### EXERCISE PROMPT
Gather every line that includes the word "odłączyć", please.

Items listed in a dataset
----------

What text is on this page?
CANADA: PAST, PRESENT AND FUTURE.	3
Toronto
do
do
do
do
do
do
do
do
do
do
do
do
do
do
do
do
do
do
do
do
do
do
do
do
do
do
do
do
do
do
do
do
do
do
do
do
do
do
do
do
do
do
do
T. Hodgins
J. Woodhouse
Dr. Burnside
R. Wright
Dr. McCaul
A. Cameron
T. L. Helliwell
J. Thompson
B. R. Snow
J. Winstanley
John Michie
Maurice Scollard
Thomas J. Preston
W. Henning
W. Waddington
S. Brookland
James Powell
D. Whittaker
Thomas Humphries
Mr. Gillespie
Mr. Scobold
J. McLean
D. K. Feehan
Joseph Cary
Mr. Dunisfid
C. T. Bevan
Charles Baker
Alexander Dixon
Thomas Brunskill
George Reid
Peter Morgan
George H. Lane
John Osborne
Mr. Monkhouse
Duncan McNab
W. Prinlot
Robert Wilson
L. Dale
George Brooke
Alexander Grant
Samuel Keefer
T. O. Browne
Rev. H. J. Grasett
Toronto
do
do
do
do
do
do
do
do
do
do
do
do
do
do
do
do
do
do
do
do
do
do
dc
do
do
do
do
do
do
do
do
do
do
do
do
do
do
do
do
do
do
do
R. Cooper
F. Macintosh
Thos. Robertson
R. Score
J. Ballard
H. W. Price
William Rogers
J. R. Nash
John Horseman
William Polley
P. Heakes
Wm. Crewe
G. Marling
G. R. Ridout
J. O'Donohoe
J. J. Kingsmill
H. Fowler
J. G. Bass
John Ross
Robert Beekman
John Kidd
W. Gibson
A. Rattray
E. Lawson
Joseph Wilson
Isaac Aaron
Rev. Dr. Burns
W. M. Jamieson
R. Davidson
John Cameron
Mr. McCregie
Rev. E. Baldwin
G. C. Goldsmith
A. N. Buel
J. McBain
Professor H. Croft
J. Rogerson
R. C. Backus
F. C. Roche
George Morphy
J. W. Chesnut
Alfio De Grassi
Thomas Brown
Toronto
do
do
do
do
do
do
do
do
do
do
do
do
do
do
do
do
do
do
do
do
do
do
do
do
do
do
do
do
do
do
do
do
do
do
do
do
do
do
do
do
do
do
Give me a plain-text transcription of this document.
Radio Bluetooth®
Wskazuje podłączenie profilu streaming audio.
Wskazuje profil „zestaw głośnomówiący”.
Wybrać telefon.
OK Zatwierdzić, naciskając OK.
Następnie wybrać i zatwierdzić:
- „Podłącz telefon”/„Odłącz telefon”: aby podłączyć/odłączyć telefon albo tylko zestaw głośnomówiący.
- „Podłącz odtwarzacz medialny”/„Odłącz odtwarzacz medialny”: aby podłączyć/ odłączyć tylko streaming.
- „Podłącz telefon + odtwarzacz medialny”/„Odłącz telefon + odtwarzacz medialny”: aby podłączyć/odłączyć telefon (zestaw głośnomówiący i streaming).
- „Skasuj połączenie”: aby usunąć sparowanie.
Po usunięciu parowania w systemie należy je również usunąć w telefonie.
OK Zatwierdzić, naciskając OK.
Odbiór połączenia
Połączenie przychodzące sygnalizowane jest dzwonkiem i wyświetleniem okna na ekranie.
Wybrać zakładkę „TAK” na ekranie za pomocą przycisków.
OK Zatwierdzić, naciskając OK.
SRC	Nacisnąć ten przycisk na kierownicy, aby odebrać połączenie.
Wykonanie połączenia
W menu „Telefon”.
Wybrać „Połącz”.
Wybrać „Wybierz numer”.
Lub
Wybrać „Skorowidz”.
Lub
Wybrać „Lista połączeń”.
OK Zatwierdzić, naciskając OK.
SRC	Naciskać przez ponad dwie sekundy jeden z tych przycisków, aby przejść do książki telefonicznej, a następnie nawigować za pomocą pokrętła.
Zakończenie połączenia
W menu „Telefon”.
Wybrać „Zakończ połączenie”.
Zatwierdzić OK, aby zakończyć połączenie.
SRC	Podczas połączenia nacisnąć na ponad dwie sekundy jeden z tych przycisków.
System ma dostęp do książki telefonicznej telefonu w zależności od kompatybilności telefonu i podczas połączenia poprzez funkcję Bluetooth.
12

----------

### FULL ANSWER
- „Podłącz telefon”/„Odłącz telefon”: aby podłączyć/odłączyć telefon albo tylko zestaw głośnomówiący.
- „Podłącz odtwarzacz medialny”/„Odłącz odtwarzacz medialny”: aby podłączyć/ odłączyć tylko streaming.
- „Podłącz telefon + odtwarzacz medialny”/„Odłącz telefon + odtwarzacz medialny”: aby podłączyć/odłączyć telefon (zestaw głośnomówiący i streaming).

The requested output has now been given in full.